Given task
Can you transcribe every record below exactly as it appears?

───── Supplied material ─────

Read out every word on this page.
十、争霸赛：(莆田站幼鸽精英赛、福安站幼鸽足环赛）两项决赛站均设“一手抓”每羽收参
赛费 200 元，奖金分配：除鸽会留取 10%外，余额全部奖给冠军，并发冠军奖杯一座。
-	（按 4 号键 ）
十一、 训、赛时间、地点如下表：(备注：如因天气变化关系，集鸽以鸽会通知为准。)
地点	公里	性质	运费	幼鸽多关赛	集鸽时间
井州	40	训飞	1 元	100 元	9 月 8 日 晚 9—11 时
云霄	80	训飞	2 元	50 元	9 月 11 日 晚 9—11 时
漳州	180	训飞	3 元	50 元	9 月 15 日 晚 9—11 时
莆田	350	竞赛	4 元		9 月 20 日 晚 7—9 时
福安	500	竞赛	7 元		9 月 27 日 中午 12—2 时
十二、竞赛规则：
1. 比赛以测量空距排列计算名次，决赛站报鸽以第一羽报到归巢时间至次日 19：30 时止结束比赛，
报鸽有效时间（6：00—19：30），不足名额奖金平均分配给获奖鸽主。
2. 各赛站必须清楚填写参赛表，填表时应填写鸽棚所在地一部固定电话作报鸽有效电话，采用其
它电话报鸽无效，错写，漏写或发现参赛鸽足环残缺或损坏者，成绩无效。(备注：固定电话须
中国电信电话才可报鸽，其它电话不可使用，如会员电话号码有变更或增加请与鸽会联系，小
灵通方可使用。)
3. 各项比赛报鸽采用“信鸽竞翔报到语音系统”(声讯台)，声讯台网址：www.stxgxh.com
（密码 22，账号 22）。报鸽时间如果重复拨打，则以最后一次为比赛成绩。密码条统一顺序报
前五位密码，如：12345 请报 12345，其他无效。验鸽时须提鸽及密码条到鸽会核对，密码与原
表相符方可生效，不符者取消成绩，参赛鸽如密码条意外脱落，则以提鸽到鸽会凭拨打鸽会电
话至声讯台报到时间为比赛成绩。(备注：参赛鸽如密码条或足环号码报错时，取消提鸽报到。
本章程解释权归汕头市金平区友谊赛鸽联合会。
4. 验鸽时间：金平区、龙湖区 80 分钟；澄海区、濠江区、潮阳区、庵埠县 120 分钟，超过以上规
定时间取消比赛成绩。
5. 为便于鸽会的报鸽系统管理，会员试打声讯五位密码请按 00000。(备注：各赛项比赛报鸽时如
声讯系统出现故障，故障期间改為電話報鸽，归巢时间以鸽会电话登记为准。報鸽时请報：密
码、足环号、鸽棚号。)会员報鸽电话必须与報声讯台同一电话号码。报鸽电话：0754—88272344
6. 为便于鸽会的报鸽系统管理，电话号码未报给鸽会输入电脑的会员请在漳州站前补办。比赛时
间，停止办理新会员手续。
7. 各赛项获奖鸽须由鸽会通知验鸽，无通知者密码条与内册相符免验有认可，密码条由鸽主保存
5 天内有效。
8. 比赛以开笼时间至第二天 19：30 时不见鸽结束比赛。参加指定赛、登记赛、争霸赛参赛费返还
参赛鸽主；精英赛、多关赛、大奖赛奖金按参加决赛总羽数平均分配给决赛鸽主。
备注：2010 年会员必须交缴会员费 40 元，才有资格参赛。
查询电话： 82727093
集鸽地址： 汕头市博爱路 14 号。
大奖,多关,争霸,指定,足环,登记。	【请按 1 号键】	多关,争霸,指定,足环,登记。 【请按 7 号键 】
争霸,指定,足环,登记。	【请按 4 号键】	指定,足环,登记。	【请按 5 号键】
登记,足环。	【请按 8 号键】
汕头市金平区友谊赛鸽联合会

─────

The reply
Read out every word on this page.
十、争霸赛：(莆田站幼鸽精英赛、福安站幼鸽足环赛）两项决赛站均设“一手抓”每羽收参
赛费 200 元，奖金分配：除鸽会留取 10%外，余额全部奖给冠军，并发冠军奖杯一座。
-	（按 4 号键 ）
十一、 训、赛时间、地点如下表：(备注：如因天气变化关系，集鸽以鸽会通知为准。)
地点	公里	性质	运费	幼鸽多关赛	集鸽时间
井州	40	训飞	1 元	100 元	9 月 8 日 晚 9—11 时
云霄	80	训飞	2 元	50 元	9 月 11 日 晚 9—11 时
漳州	180	训飞	3 元	50 元	9 月 15 日 晚 9—11 时
莆田	350	竞赛	4 元		9 月 20 日 晚 7—9 时
福安	500	竞赛	7 元		9 月 27 日 中午 12—2 时
十二、竞赛规则：
1. 比赛以测量空距排列计算名次，决赛站报鸽以第一羽报到归巢时间至次日 19：30 时止结束比赛，
报鸽有效时间（6：00—19：30），不足名额奖金平均分配给获奖鸽主。
2. 各赛站必须清楚填写参赛表，填表时应填写鸽棚所在地一部固定电话作报鸽有效电话，采用其
它电话报鸽无效，错写，漏写或发现参赛鸽足环残缺或损坏者，成绩无效。(备注：固定电话须
中国电信电话才可报鸽，其它电话不可使用，如会员电话号码有变更或增加请与鸽会联系，小
灵通方可使用。)
3. 各项比赛报鸽采用“信鸽竞翔报到语音系统”(声讯台)，声讯台网址：www.stxgxh.com
（密码 22，账号 22）。报鸽时间如果重复拨打，则以最后一次为比赛成绩。密码条统一顺序报
前五位密码，如：12345 请报 12345，其他无效。验鸽时须提鸽及密码条到鸽会核对，密码与原
表相符方可生效，不符者取消成绩，参赛鸽如密码条意外脱落，则以提鸽到鸽会凭拨打鸽会电
话至声讯台报到时间为比赛成绩。(备注：参赛鸽如密码条或足环号码报错时，取消提鸽报到。
本章程解释权归汕头市金平区友谊赛鸽联合会。
4. 验鸽时间：金平区、龙湖区 80 分钟；澄海区、濠江区、潮阳区、庵埠县 120 分钟，超过以上规
定时间取消比赛成绩。
5. 为便于鸽会的报鸽系统管理，会员试打声讯五位密码请按 00000。(备注：各赛项比赛报鸽时如
声讯系统出现故障，故障期间改為電話報鸽，归巢时间以鸽会电话登记为准。報鸽时请報：密
码、足环号、鸽棚号。)会员報鸽电话必须与報声讯台同一电话号码。报鸽电话：0754—88272344
6. 为便于鸽会的报鸽系统管理，电话号码未报给鸽会输入电脑的会员请在漳州站前补办。比赛时
间，停止办理新会员手续。
7. 各赛项获奖鸽须由鸽会通知验鸽，无通知者密码条与内册相符免验有认可，密码条由鸽主保存
5 天内有效。
8. 比赛以开笼时间至第二天 19：30 时不见鸽结束比赛。参加指定赛、登记赛、争霸赛参赛费返还
参赛鸽主；精英赛、多关赛、大奖赛奖金按参加决赛总羽数平均分配给决赛鸽主。
备注：2010 年会员必须交缴会员费 40 元，才有资格参赛。
查询电话： 82727093
集鸽地址： 汕头市博爱路 14 号。
大奖,多关,争霸,指定,足环,登记。	【请按 1 号键】	多关,争霸,指定,足环,登记。 【请按 7 号键 】
争霸,指定,足环,登记。	【请按 4 号键】	指定,足环,登记。	【请按 5 号键】
登记,足环。	【请按 8 号键】
汕头市金平区友谊赛鸽联合会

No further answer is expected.